SET EXERCISE :: Please report every line from the material that contains the word "title".

LISTING ::

— BEGIN —

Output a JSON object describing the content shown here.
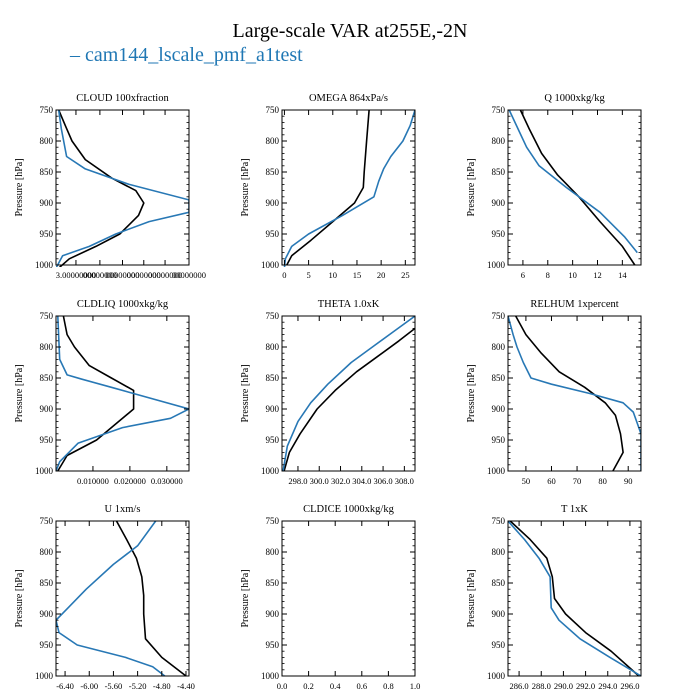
{
  "figure": {
    "title": "Large-scale VAR at255E,-2N",
    "legend_dash": "–",
    "legend_label": "cam144_lscale_pmf_a1test"
  },
  "colors": {
    "model": "#2878b5",
    "obs": "#000000"
  },
  "chart_data": [
    {
      "type": "line",
      "title": "CLOUD  100xfraction",
      "ylabel": "Pressure [hPa]",
      "xlim": [
        0,
        100
      ],
      "xticks": [
        {
          "v": 15,
          "label": "3.00000000"
        },
        {
          "v": 33,
          "label": "00000000"
        },
        {
          "v": 50,
          "label": "00000000"
        },
        {
          "v": 66,
          "label": "00000000"
        },
        {
          "v": 82,
          "label": "00000000"
        },
        {
          "v": 100,
          "label": "00000000"
        }
      ],
      "ylim": [
        750,
        1000
      ],
      "yticks": [
        750,
        800,
        850,
        900,
        950,
        1000
      ],
      "series": [
        {
          "style": "obs",
          "x": [
            2,
            8,
            12,
            22,
            42,
            60,
            66,
            62,
            48,
            30,
            10,
            2
          ],
          "y": [
            750,
            780,
            800,
            830,
            860,
            880,
            900,
            920,
            950,
            970,
            990,
            1005
          ]
        },
        {
          "style": "model",
          "x": [
            2,
            4,
            8,
            22,
            55,
            100,
            100,
            70,
            45,
            25,
            5,
            0
          ],
          "y": [
            750,
            780,
            825,
            845,
            870,
            895,
            915,
            930,
            950,
            970,
            985,
            1005
          ]
        }
      ]
    },
    {
      "type": "line",
      "title": "OMEGA  864xPa/s",
      "ylabel": "Pressure [hPa]",
      "xlim": [
        -0.5,
        27
      ],
      "xticks": [
        {
          "v": 0,
          "label": "0"
        },
        {
          "v": 5,
          "label": "5"
        },
        {
          "v": 10,
          "label": "10"
        },
        {
          "v": 15,
          "label": "15"
        },
        {
          "v": 20,
          "label": "20"
        },
        {
          "v": 25,
          "label": "25"
        }
      ],
      "ylim": [
        750,
        1000
      ],
      "yticks": [
        750,
        800,
        850,
        900,
        950,
        1000
      ],
      "series": [
        {
          "style": "obs",
          "x": [
            17.5,
            17,
            16.5,
            16.3,
            14.5,
            10,
            5.5,
            1.5,
            0.5
          ],
          "y": [
            750,
            800,
            850,
            875,
            900,
            930,
            960,
            985,
            1000
          ]
        },
        {
          "style": "model",
          "x": [
            27,
            26,
            24.5,
            22,
            20.5,
            19.5,
            18.5,
            12,
            5,
            1.5,
            0.2,
            0
          ],
          "y": [
            750,
            775,
            800,
            825,
            845,
            865,
            890,
            920,
            950,
            970,
            990,
            1005
          ]
        }
      ]
    },
    {
      "type": "line",
      "title": "Q  1000xkg/kg",
      "ylabel": "Pressure [hPa]",
      "xlim": [
        4.8,
        15.5
      ],
      "xticks": [
        {
          "v": 6,
          "label": "6"
        },
        {
          "v": 8,
          "label": "8"
        },
        {
          "v": 10,
          "label": "10"
        },
        {
          "v": 12,
          "label": "12"
        },
        {
          "v": 14,
          "label": "14"
        }
      ],
      "ylim": [
        750,
        1000
      ],
      "yticks": [
        750,
        800,
        850,
        900,
        950,
        1000
      ],
      "series": [
        {
          "style": "obs",
          "x": [
            5.8,
            6.5,
            7.5,
            8.8,
            10.5,
            12.2,
            14,
            15
          ],
          "y": [
            750,
            780,
            820,
            855,
            890,
            930,
            970,
            1000
          ]
        },
        {
          "style": "model",
          "x": [
            4.9,
            5.6,
            6.3,
            7.3,
            9.5,
            12.2,
            14.2,
            15.2
          ],
          "y": [
            750,
            780,
            810,
            840,
            875,
            915,
            955,
            980
          ]
        }
      ]
    },
    {
      "type": "line",
      "title": "CLDLIQ  1000xkg/kg",
      "ylabel": "Pressure [hPa]",
      "xlim": [
        0,
        0.036
      ],
      "xticks": [
        {
          "v": 0.01,
          "label": "0.010000"
        },
        {
          "v": 0.02,
          "label": "0.020000"
        },
        {
          "v": 0.03,
          "label": "0.030000"
        }
      ],
      "ylim": [
        750,
        1000
      ],
      "yticks": [
        750,
        800,
        850,
        900,
        950,
        1000
      ],
      "series": [
        {
          "style": "obs",
          "x": [
            0.002,
            0.003,
            0.005,
            0.009,
            0.015,
            0.021,
            0.021,
            0.017,
            0.011,
            0.003,
            0.0005
          ],
          "y": [
            750,
            780,
            800,
            830,
            850,
            870,
            900,
            920,
            950,
            975,
            1000
          ]
        },
        {
          "style": "model",
          "x": [
            0.0005,
            0.001,
            0.003,
            0.007,
            0.015,
            0.036,
            0.031,
            0.018,
            0.006,
            0.001,
            0
          ],
          "y": [
            750,
            820,
            845,
            852,
            865,
            900,
            915,
            930,
            955,
            985,
            1000
          ]
        }
      ]
    },
    {
      "type": "line",
      "title": "THETA  1.0xK",
      "ylabel": "Pressure [hPa]",
      "xlim": [
        296.5,
        309
      ],
      "xticks": [
        {
          "v": 298,
          "label": "298.0"
        },
        {
          "v": 300,
          "label": "300.0"
        },
        {
          "v": 302,
          "label": "302.0"
        },
        {
          "v": 304,
          "label": "304.0"
        },
        {
          "v": 306,
          "label": "306.0"
        },
        {
          "v": 308,
          "label": "308.0"
        }
      ],
      "ylim": [
        750,
        1000
      ],
      "yticks": [
        750,
        800,
        850,
        900,
        950,
        1000
      ],
      "series": [
        {
          "style": "obs",
          "x": [
            309,
            307.5,
            305.5,
            303.5,
            301.5,
            299.8,
            298.2,
            297.2,
            296.7
          ],
          "y": [
            770,
            790,
            815,
            840,
            870,
            900,
            940,
            970,
            1000
          ]
        },
        {
          "style": "model",
          "x": [
            309,
            307,
            305,
            303,
            300.8,
            299.2,
            298,
            297,
            296.6
          ],
          "y": [
            750,
            775,
            800,
            825,
            860,
            890,
            920,
            960,
            1000
          ]
        }
      ]
    },
    {
      "type": "line",
      "title": "RELHUM  1xpercent",
      "ylabel": "Pressure [hPa]",
      "xlim": [
        43,
        95
      ],
      "xticks": [
        {
          "v": 50,
          "label": "50"
        },
        {
          "v": 60,
          "label": "60"
        },
        {
          "v": 70,
          "label": "70"
        },
        {
          "v": 80,
          "label": "80"
        },
        {
          "v": 90,
          "label": "90"
        }
      ],
      "ylim": [
        750,
        1000
      ],
      "yticks": [
        750,
        800,
        850,
        900,
        950,
        1000
      ],
      "series": [
        {
          "style": "obs",
          "x": [
            46,
            50,
            56,
            63,
            73,
            81,
            85,
            87,
            88,
            86,
            84
          ],
          "y": [
            750,
            780,
            810,
            840,
            865,
            890,
            910,
            940,
            970,
            985,
            1000
          ]
        },
        {
          "style": "model",
          "x": [
            43,
            45,
            46.5,
            49,
            52,
            60,
            75,
            88,
            92,
            95,
            95
          ],
          "y": [
            750,
            780,
            800,
            825,
            850,
            860,
            875,
            890,
            905,
            940,
            1000
          ]
        }
      ]
    },
    {
      "type": "line",
      "title": "U  1xm/s",
      "ylabel": "Pressure [hPa]",
      "xlim": [
        -6.55,
        -4.35
      ],
      "xticks": [
        {
          "v": -6.4,
          "label": "-6.40"
        },
        {
          "v": -6.0,
          "label": "-6.00"
        },
        {
          "v": -5.6,
          "label": "-5.60"
        },
        {
          "v": -5.2,
          "label": "-5.20"
        },
        {
          "v": -4.8,
          "label": "-4.80"
        },
        {
          "v": -4.4,
          "label": "-4.40"
        }
      ],
      "ylim": [
        750,
        1000
      ],
      "yticks": [
        750,
        800,
        850,
        900,
        950,
        1000
      ],
      "series": [
        {
          "style": "obs",
          "x": [
            -5.55,
            -5.38,
            -5.22,
            -5.13,
            -5.1,
            -5.1,
            -5.07,
            -4.8,
            -4.4
          ],
          "y": [
            750,
            780,
            810,
            840,
            870,
            900,
            940,
            970,
            1000
          ]
        },
        {
          "style": "model",
          "x": [
            -4.9,
            -5.2,
            -5.6,
            -6.05,
            -6.35,
            -6.55,
            -6.5,
            -6.2,
            -5.4,
            -4.95,
            -4.75
          ],
          "y": [
            750,
            790,
            820,
            860,
            890,
            910,
            930,
            950,
            970,
            985,
            1000
          ]
        }
      ]
    },
    {
      "type": "line",
      "title": "CLDICE  1000xkg/kg",
      "ylabel": "Pressure [hPa]",
      "xlim": [
        0,
        1
      ],
      "xticks": [
        {
          "v": 0,
          "label": "0.0"
        },
        {
          "v": 0.2,
          "label": "0.2"
        },
        {
          "v": 0.4,
          "label": "0.4"
        },
        {
          "v": 0.6,
          "label": "0.6"
        },
        {
          "v": 0.8,
          "label": "0.8"
        },
        {
          "v": 1,
          "label": "1.0"
        }
      ],
      "ylim": [
        750,
        1000
      ],
      "yticks": [
        750,
        800,
        850,
        900,
        950,
        1000
      ],
      "series": []
    },
    {
      "type": "line",
      "title": "T  1xK",
      "ylabel": "Pressure [hPa]",
      "xlim": [
        285,
        297
      ],
      "xticks": [
        {
          "v": 286,
          "label": "286.0"
        },
        {
          "v": 288,
          "label": "288.0"
        },
        {
          "v": 290,
          "label": "290.0"
        },
        {
          "v": 292,
          "label": "292.0"
        },
        {
          "v": 294,
          "label": "294.0"
        },
        {
          "v": 296,
          "label": "296.0"
        }
      ],
      "ylim": [
        750,
        1000
      ],
      "yticks": [
        750,
        800,
        850,
        900,
        950,
        1000
      ],
      "series": [
        {
          "style": "obs",
          "x": [
            285.2,
            287,
            288.5,
            289,
            289.2,
            290.2,
            292,
            294.3,
            296.8
          ],
          "y": [
            750,
            780,
            810,
            840,
            875,
            900,
            930,
            960,
            1000
          ]
        },
        {
          "style": "model",
          "x": [
            285,
            286.5,
            287.8,
            288.8,
            288.9,
            289.6,
            291.5,
            294.2,
            297
          ],
          "y": [
            750,
            780,
            810,
            840,
            890,
            910,
            940,
            970,
            1000
          ]
        }
      ]
    }
  ]
}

— END —

COMPLETE ANSWER ::
    "title": "Large-scale VAR at255E,-2N",
      "title": "CLOUD  100xfraction",
      "title": "OMEGA  864xPa/s",
      "title": "Q  1000xkg/kg",
      "title": "CLDLIQ  1000xkg/kg",
      "title": "THETA  1.0xK",
      "title": "RELHUM  1xpercent",
      "title": "U  1xm/s",
      "title": "CLDICE  1000xkg/kg",
      "title": "T  1xK",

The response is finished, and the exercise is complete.